━━ Data shown ━━

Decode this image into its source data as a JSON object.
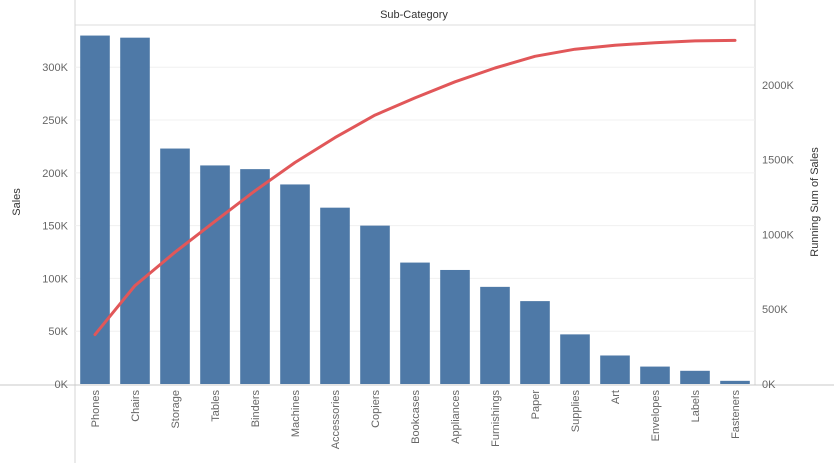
{
  "chart_data": {
    "type": "bar",
    "header": "Sub-Category",
    "categories": [
      "Phones",
      "Chairs",
      "Storage",
      "Tables",
      "Binders",
      "Machines",
      "Accessories",
      "Copiers",
      "Bookcases",
      "Appliances",
      "Furnishings",
      "Paper",
      "Supplies",
      "Art",
      "Envelopes",
      "Labels",
      "Fasteners"
    ],
    "series": [
      {
        "name": "Sales",
        "type": "bar",
        "axis": "left",
        "color": "#4e79a7",
        "values": [
          330000,
          328000,
          223000,
          207000,
          203500,
          189000,
          167000,
          150000,
          115000,
          108000,
          92000,
          78500,
          47000,
          27000,
          16500,
          12500,
          3000
        ]
      },
      {
        "name": "Running Sum of Sales",
        "type": "line",
        "axis": "right",
        "color": "#e15759",
        "values": [
          330000,
          658000,
          881000,
          1088000,
          1291500,
          1480500,
          1647500,
          1797500,
          1912500,
          2020500,
          2112500,
          2191000,
          2238000,
          2265000,
          2281500,
          2294000,
          2297000
        ]
      }
    ],
    "y_left": {
      "label": "Sales",
      "ylim": [
        0,
        340000
      ],
      "ticks": [
        0,
        50000,
        100000,
        150000,
        200000,
        250000,
        300000
      ],
      "tick_labels": [
        "0K",
        "50K",
        "100K",
        "150K",
        "200K",
        "250K",
        "300K"
      ]
    },
    "y_right": {
      "label": "Running Sum of Sales",
      "ylim": [
        0,
        2400000
      ],
      "ticks": [
        0,
        500000,
        1000000,
        1500000,
        2000000
      ],
      "tick_labels": [
        "0K",
        "500K",
        "1000K",
        "1500K",
        "2000K"
      ]
    },
    "grid": true,
    "gridline_color": "#f0f0f0"
  }
}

━━━

- Written task: Using the listing above, pull out all lines that hold the word "Running".

- The reply:
        "name": "Running Sum of Sales",
      "label": "Running Sum of Sales",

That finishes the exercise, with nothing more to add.